A dare una svolta alle finalità di questa “polizza”, resa necessaria dal fatto che la Bce per statuto non può acquistare titoli alle aste e azzerare così gli spread, è la famigerata “passeggiata di Deauville”, amena località in cui il duo Angela Merkel-Nicolas Sarkozy elabora il cosiddetto coinvolgimento del settore privato, ossia teorizza la possibilità di un default controllato sui possessori dei titoli a rischio. Tradotto: hai 100 euro investiti in un bond greco? Ne ricevi 80 alla scadenza.
Secondo i critici, è il modo perfetto per tutelare le massicce esposizioni delle banche di Berlino e Parigi verso la Grecia. Gli aiuti diretti al paese ellenico – cui partecipa anche l’Italia, in ragione del Pil – hanno la caratteristica di spostare l’esposizione dagli istituti privati agli Stati. Da questo tentativo che pare complicato giudicare un successo, soprattutto per i greci, nasce l’Efsf: un fondo di diritto privato con sede in Lussemburgo che ha il compito di “istituzionalizzare” questi aiuti. Il salvastati è il papà del Mes, nuova struttura che ne assorbe e amplia i fondi dal 2011-2012.
Regolato da un trattato, il Mes – affidato a un direttore generale, il tedesco Klaus Regling, è gestito da due board: quello che comprende i 19 ministri dell’Economia in carica dell’eurozona, e quello dei rispettivi direttori generali del Tesoro dei 19 Paesi. Serve, in pratica, a intervenire laddove i paesi facciano richiesta, imponendo condizionalità tese a garantire la solvibilità dei prestiti medesimi.
La coppia Efsf-Mes agisce in Portogallo, Cipro, Spagna e Irlanda, paesi cui la Troika detta le “riforme” da attuare in cambio di fondi. L’Italia contribuisce in totale per circa 60 miliardi di euro, sommando tutti i contributi: terzo “donatore” dietro Germania e Francia. Dello strumento, complice il periodo di relativa bonaccia finanziaria tra il “whatever it takes” di Mario Draghi (luglio 2012) e il riacutizzarsi di dubbi sulla tenuta dell’eurozona tra il 2018 e il 2019, non parla più nessuno per anni.
È il giugno 2018 quando, a Meseberg, la nuova coppia leader dell’Ue, Merkel e Emmanuel Macron, stila una dichiarazione sulle priorità dell’avanzamento dell’eurozona. Tra queste, una riforma del Mes che comprenda il cosiddetto “backstop”, cioè la possibilità di intervenire in crisi bancarie, e un criterio di giudizio sulla tenuta del debito dei paesi. Sono le linee guida alla base della tanto discussa riforma. Discussa, però, a giochi fatti.

RICHIESTA 1:
Secondo il testo sul Mes, a chi è affidata la direzione generale del Mes?
RICHIESTA 2:
Prosegui il testo sul Mes dopo l'ultima frase riportata.
Le voci non hanno alcun legame con il testo sul Mes.

Voci grezze
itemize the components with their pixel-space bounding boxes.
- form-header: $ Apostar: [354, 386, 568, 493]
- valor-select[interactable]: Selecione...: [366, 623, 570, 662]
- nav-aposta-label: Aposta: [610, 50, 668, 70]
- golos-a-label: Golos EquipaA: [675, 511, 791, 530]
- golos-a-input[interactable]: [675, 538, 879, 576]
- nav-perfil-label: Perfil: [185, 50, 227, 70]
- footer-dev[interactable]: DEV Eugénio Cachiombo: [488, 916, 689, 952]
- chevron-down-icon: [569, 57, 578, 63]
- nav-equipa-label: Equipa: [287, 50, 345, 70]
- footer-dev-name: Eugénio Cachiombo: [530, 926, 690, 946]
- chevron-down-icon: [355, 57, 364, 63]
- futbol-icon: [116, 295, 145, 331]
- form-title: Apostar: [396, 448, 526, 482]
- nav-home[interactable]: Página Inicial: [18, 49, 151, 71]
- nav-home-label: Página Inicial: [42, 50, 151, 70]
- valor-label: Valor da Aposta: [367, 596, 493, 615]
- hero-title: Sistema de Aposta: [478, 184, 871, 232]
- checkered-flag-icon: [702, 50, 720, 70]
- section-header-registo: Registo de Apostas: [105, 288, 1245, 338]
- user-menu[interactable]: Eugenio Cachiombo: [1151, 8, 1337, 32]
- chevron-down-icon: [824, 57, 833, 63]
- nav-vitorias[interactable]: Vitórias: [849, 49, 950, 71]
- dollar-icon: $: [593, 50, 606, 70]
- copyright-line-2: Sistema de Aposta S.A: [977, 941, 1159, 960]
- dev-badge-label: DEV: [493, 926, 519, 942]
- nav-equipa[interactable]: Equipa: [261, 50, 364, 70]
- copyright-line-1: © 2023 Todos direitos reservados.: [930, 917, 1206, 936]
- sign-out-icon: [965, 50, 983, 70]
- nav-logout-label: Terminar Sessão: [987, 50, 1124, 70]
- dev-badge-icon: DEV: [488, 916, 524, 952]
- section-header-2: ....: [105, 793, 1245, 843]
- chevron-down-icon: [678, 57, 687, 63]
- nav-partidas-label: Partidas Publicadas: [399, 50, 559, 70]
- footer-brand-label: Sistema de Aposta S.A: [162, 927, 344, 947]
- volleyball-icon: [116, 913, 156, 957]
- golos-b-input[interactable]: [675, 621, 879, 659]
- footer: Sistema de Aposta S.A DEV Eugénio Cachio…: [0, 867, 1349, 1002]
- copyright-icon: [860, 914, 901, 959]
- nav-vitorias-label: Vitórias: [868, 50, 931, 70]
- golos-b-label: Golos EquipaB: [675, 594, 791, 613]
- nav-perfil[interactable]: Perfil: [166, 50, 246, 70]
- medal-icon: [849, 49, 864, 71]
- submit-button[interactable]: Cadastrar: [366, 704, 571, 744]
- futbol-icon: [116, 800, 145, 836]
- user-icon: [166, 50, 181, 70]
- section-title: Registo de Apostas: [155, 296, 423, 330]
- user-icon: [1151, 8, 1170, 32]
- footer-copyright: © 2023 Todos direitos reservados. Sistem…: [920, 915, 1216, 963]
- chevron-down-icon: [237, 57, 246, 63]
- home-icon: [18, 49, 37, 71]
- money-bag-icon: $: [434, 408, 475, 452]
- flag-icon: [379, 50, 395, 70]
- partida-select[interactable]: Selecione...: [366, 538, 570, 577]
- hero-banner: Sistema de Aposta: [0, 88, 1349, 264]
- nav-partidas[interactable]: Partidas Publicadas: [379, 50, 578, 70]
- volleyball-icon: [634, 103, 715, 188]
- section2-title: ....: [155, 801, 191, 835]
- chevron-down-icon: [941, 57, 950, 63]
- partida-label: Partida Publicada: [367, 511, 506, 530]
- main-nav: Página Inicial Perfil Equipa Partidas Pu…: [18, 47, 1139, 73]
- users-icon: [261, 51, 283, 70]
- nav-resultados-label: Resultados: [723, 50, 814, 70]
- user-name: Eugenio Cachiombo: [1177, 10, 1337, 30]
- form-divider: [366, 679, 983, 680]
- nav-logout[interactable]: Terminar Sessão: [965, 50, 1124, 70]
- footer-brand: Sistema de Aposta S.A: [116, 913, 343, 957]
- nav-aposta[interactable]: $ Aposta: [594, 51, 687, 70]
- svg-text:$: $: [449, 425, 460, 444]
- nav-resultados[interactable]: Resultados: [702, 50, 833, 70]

RISPOSTA 1:
Al tedesco Klaus Regling.

RISPOSTA 2:
Quando, all’Eurogruppo di dicembre 2018 e a quello del giugno 2019, entrambi partecipati dal ministro dell’Economia del governo Lega-M5s, Giovanni Tria, vengono adottati i testi chiave della riforma, Parlamento e opinione pubblica sono totalmente ignari. La richiesta di un manipolo di parlamentari e membri di governo di accedere ai testi, lo si saprà mesi dopo e a esecutivo mutato, viene esaudita (giugno 2019) da un funzionario del Tesoro con la “preghiera” di visionare bozze parziali, in inglese, e il divieto di fotografare, fotocopiare, prendere appunti.
Un assist per Deutsche Bank
Poco dopo, l’unico dibattito parlamentare porta a una risoluzione M5s-Lega che chiede al premier di non sottostare ad accordi che «prevedano condizionalità che finiscano per penalizzare quegli Stati membri che più hanno bisogno di riforme strutturali e di investimenti», e comunque a informare il Parlamento prima di ogni deliberazione definitiva. All’Eurosummit successivo cui partecipa Giuseppe Conte, però, i testi arrivano blindati. Questi vertici informali non prevedono votazioni palesi, né verbali, né documenti che certifichino le posizioni dei singoli paesi: quindi ha ragione sia chi dice che il premier non ha atteso alla lettera la risoluzione, sia chi afferma che non sono stati compiuti passi definitivi.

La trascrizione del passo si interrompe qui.